Pull out every line below holding the word "into".
——————————
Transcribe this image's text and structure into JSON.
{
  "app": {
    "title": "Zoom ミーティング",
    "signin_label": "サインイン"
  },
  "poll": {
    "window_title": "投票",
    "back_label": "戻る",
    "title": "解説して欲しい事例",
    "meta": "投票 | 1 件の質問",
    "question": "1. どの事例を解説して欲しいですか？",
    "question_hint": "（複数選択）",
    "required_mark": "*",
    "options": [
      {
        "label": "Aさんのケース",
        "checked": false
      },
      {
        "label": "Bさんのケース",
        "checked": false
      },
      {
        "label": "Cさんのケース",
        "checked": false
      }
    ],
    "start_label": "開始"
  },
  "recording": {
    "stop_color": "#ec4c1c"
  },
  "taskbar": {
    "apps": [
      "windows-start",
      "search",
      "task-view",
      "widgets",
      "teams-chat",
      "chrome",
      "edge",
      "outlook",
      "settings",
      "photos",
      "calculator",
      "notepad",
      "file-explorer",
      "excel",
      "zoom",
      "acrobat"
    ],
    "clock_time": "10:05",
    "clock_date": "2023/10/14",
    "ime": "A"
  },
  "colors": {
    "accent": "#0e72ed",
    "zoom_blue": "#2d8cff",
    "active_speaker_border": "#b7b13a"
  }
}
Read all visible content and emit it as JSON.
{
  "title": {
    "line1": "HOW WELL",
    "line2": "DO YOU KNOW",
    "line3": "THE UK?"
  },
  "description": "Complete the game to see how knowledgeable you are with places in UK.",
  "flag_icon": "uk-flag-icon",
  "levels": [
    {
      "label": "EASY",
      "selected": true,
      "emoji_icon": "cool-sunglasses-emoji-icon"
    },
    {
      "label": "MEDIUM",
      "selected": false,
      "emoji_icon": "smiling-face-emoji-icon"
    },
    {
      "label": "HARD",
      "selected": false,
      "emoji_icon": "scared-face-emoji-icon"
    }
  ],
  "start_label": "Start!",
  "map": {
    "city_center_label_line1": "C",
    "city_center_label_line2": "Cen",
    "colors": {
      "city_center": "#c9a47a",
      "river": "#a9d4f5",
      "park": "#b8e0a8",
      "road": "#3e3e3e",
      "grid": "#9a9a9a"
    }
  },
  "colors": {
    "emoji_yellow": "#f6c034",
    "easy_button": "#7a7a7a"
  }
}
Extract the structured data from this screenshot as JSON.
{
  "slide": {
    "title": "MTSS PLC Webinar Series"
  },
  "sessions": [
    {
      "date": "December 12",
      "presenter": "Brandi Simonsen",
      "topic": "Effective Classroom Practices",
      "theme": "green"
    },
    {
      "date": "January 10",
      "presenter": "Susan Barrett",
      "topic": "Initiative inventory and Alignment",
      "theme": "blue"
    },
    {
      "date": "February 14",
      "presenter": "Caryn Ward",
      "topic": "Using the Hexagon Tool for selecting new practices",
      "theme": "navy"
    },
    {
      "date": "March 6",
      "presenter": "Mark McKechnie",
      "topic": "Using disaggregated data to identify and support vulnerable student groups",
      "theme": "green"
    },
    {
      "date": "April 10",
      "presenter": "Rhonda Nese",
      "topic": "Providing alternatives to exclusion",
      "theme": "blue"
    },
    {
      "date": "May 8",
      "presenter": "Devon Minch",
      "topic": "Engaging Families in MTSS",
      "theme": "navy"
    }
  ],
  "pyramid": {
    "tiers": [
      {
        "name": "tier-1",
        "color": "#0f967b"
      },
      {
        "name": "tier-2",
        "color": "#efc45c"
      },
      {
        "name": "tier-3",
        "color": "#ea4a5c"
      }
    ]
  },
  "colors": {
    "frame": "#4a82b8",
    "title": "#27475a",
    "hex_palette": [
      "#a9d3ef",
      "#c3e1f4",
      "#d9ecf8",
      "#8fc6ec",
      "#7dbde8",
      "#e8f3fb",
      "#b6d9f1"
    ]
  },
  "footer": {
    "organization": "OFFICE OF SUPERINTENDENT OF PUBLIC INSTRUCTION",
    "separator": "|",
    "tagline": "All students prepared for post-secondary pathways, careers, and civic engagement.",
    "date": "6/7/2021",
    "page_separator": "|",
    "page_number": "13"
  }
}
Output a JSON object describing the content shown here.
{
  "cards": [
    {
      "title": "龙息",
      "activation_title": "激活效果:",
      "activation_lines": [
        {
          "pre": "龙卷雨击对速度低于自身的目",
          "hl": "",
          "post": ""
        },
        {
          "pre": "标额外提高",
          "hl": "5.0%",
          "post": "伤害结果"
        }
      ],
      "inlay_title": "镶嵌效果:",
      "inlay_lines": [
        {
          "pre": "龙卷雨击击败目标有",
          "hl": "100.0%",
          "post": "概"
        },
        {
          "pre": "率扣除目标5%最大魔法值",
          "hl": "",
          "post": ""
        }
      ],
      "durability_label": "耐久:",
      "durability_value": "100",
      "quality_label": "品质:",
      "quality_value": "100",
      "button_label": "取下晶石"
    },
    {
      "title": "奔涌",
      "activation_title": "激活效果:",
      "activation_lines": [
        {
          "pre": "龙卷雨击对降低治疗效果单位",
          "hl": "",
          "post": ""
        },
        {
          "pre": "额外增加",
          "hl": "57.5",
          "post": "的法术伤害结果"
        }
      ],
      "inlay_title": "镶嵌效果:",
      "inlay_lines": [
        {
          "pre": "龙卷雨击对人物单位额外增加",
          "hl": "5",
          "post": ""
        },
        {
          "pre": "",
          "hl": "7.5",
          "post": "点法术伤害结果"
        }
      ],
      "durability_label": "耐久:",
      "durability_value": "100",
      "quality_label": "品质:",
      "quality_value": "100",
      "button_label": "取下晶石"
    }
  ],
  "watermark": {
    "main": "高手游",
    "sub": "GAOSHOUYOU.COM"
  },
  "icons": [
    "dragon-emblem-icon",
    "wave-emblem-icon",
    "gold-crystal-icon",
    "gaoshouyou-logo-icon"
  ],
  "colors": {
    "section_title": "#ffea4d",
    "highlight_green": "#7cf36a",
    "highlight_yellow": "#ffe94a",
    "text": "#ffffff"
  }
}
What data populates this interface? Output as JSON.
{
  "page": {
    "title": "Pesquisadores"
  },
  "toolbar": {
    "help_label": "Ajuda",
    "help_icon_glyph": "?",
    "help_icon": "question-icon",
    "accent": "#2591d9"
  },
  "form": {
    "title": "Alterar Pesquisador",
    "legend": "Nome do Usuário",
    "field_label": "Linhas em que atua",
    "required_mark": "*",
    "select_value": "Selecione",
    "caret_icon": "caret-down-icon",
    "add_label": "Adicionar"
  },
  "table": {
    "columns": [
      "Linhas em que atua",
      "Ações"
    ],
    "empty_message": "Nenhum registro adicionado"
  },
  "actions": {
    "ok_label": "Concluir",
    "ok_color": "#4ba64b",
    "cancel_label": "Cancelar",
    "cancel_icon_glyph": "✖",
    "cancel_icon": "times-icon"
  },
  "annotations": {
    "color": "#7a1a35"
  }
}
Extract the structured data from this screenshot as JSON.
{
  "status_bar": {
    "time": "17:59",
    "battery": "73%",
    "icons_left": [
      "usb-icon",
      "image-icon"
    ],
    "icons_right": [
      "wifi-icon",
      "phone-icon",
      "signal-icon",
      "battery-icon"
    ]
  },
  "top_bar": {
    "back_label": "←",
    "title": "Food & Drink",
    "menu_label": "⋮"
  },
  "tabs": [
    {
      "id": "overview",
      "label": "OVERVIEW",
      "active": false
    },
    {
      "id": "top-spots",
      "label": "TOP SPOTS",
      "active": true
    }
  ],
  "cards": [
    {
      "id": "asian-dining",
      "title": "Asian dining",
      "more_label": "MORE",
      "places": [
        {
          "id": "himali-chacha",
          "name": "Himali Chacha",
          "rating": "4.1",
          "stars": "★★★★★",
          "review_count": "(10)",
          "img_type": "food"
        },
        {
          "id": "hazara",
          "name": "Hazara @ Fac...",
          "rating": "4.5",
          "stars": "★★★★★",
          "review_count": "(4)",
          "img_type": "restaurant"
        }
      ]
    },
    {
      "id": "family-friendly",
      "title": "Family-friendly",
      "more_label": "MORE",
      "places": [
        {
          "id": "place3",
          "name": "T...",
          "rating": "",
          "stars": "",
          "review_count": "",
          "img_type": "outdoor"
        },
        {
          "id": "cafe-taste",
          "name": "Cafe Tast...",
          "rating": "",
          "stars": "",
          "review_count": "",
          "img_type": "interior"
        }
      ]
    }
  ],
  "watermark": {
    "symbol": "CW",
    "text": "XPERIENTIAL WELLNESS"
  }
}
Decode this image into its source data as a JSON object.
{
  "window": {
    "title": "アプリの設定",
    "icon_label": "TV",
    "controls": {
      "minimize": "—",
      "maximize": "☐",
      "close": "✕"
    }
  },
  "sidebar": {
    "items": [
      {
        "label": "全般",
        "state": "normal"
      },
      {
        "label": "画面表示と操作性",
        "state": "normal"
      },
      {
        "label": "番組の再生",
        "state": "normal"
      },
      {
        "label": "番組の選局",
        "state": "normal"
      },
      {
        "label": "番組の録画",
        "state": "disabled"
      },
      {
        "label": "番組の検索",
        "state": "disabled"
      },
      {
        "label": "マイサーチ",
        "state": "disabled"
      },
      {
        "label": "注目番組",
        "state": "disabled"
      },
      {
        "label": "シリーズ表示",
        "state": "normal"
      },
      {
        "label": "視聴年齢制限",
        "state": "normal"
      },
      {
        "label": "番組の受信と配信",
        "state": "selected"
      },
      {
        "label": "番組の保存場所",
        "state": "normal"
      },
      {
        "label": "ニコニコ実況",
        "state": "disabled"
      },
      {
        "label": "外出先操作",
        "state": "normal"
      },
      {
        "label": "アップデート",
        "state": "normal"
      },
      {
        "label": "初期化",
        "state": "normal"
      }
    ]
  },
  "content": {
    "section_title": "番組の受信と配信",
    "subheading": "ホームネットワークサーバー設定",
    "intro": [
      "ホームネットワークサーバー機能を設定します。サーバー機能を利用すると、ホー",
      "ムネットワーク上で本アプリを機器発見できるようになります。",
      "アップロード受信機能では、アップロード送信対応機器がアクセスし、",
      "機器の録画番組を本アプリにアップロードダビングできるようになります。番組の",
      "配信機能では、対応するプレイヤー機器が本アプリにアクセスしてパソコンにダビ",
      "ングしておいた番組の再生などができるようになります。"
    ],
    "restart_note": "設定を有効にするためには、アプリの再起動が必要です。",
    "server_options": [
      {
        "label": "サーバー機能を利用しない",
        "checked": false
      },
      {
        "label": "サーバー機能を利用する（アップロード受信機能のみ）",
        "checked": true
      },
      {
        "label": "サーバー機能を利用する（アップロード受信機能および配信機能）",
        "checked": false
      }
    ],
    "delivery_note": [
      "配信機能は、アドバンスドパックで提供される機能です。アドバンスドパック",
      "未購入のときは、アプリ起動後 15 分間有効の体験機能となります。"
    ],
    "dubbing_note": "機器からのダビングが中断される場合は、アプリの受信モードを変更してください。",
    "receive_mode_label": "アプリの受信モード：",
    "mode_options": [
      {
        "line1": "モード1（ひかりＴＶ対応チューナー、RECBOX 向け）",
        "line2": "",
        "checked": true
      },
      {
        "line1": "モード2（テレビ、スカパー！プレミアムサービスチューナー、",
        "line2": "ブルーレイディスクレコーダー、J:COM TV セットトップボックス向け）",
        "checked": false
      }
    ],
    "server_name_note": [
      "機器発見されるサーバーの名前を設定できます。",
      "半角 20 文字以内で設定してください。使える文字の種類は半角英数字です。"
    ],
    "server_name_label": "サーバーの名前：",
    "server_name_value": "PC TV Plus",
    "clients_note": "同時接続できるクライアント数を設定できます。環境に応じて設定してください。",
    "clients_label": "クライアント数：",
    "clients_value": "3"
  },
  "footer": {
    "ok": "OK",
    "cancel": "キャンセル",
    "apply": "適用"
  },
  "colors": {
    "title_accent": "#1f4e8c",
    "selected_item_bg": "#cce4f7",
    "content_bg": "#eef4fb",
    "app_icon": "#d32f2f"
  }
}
——————————
> RESULT
Transcribe this image's text and structure into JSON.
Decode this image into its source data as a JSON object.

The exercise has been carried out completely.